Work instructions –
Count lines, not occurrences: give the number of lines holding the word "compatible", and nothing besides.

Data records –
┄┄┄┄┄┄┄┄┄┄┄┄┄┄┄┄┄┄┄┄
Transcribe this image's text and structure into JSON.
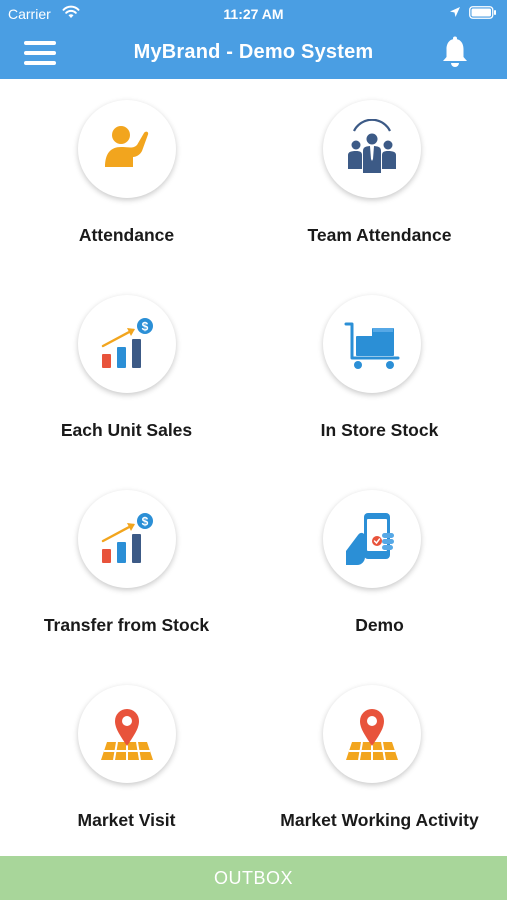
{
  "status_bar": {
    "carrier": "Carrier",
    "time": "11:27 AM"
  },
  "nav": {
    "title": "MyBrand - Demo System",
    "menu_icon": "hamburger-menu-icon",
    "notification_icon": "bell-icon"
  },
  "colors": {
    "header": "#4a9ee3",
    "outbox": "#a8d69a",
    "icon_blue": "#2b8fd6",
    "icon_orange": "#f2a51e",
    "icon_red": "#e8533b",
    "icon_navy": "#3c5a86"
  },
  "menu": [
    {
      "label": "Attendance",
      "icon": "person-raising-hand-icon"
    },
    {
      "label": "Team Attendance",
      "icon": "team-group-icon"
    },
    {
      "label": "Each Unit Sales",
      "icon": "sales-growth-chart-icon"
    },
    {
      "label": "In Store Stock",
      "icon": "stock-cart-icon"
    },
    {
      "label": "Transfer from Stock",
      "icon": "sales-growth-chart-icon"
    },
    {
      "label": "Demo",
      "icon": "hand-holding-phone-icon"
    },
    {
      "label": "Market Visit",
      "icon": "map-location-pin-icon"
    },
    {
      "label": "Market Working Activity",
      "icon": "map-location-pin-icon"
    }
  ],
  "outbox": {
    "label": "OUTBOX"
  }
}
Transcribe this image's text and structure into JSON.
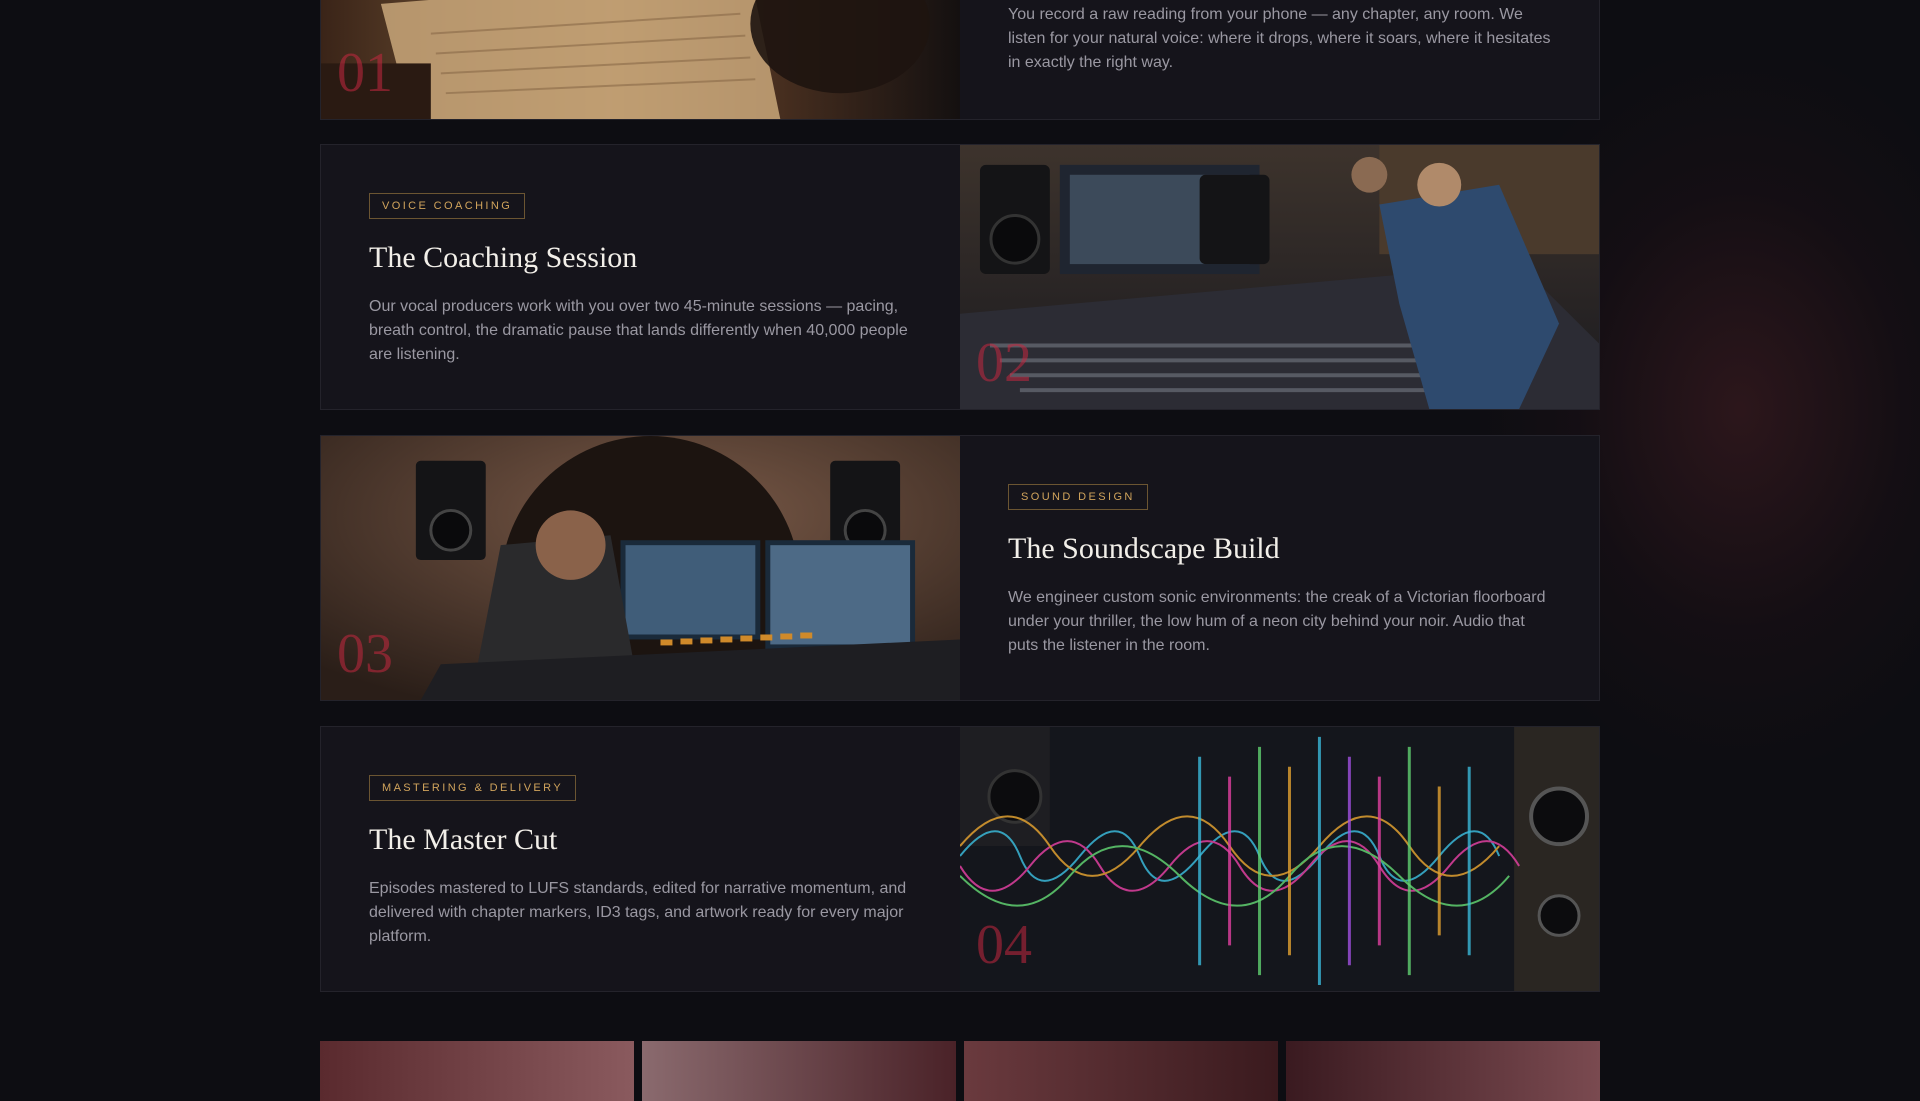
{
  "steps": [
    {
      "number": "01",
      "tag": "",
      "title": "",
      "desc": "You record a raw reading from your phone — any chapter, any room. We listen for your natural voice: where it drops, where it soars, where it hesitates in exactly the right way."
    },
    {
      "number": "02",
      "tag": "VOICE COACHING",
      "title": "The Coaching Session",
      "desc": "Our vocal producers work with you over two 45-minute sessions — pacing, breath control, the dramatic pause that lands differently when 40,000 people are listening."
    },
    {
      "number": "03",
      "tag": "SOUND DESIGN",
      "title": "The Soundscape Build",
      "desc": "We engineer custom sonic environments: the creak of a Victorian floorboard under your thriller, the low hum of a neon city behind your noir. Audio that puts the listener in the room."
    },
    {
      "number": "04",
      "tag": "MASTERING & DELIVERY",
      "title": "The Master Cut",
      "desc": "Episodes mastered to LUFS standards, edited for narrative momentum, and delivered with chapter markers, ID3 tags, and artwork ready for every major platform."
    }
  ],
  "colors": {
    "background": "#0d0d12",
    "card": "#15141b",
    "accent_tag": "#d1a45c",
    "accent_number": "#c42840"
  }
}
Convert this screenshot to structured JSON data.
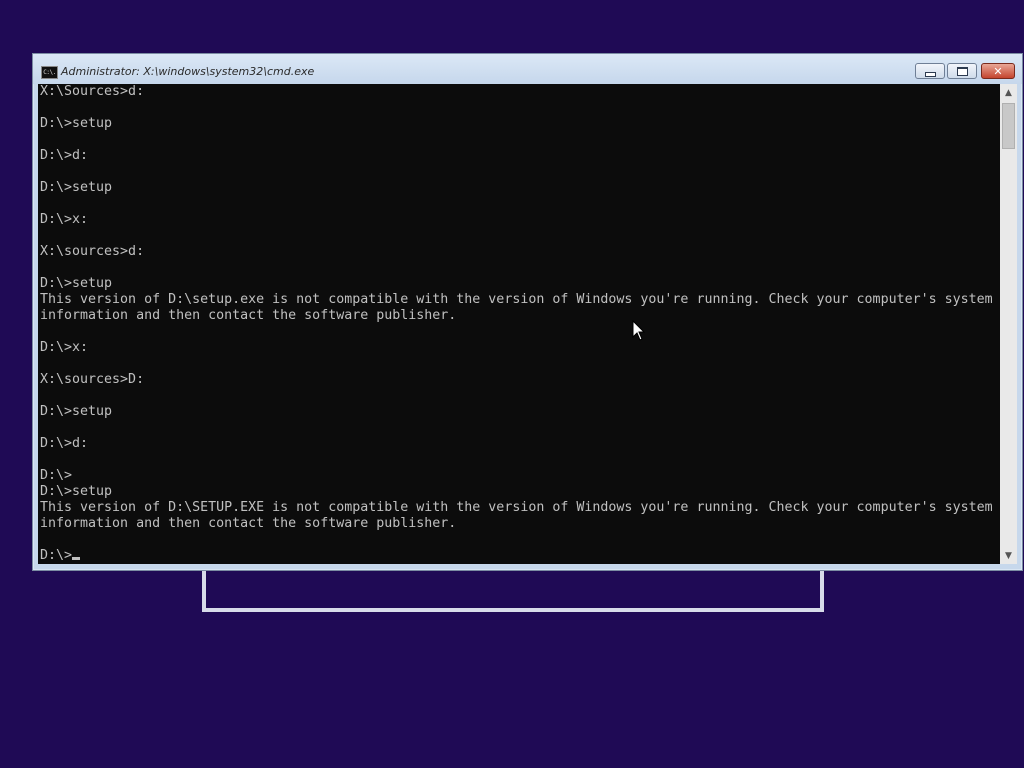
{
  "window": {
    "title": "Administrator: X:\\windows\\system32\\cmd.exe",
    "icon_label": "C:\\.",
    "buttons": {
      "minimize": "minimize-icon",
      "maximize": "maximize-icon",
      "close": "✕"
    }
  },
  "console": {
    "lines": [
      "X:\\Sources>d:",
      "",
      "D:\\>setup",
      "",
      "D:\\>d:",
      "",
      "D:\\>setup",
      "",
      "D:\\>x:",
      "",
      "X:\\sources>d:",
      "",
      "D:\\>setup",
      "This version of D:\\setup.exe is not compatible with the version of Windows you're running. Check your computer's system",
      "information and then contact the software publisher.",
      "",
      "D:\\>x:",
      "",
      "X:\\sources>D:",
      "",
      "D:\\>setup",
      "",
      "D:\\>d:",
      "",
      "D:\\>",
      "D:\\>setup",
      "This version of D:\\SETUP.EXE is not compatible with the version of Windows you're running. Check your computer's system",
      "information and then contact the software publisher.",
      ""
    ],
    "current_prompt": "D:\\>"
  },
  "scrollbar": {
    "up_icon": "▲",
    "down_icon": "▼"
  },
  "colors": {
    "desktop_background": "#1f0a55",
    "console_background": "#0c0c0c",
    "console_text": "#c0c0c0",
    "titlebar": "#c6d7ec",
    "close_button": "#c4442e"
  }
}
┄┄┄┄┄┄┄┄┄┄┄┄┄┄┄┄┄┄┄┄
Full response –
2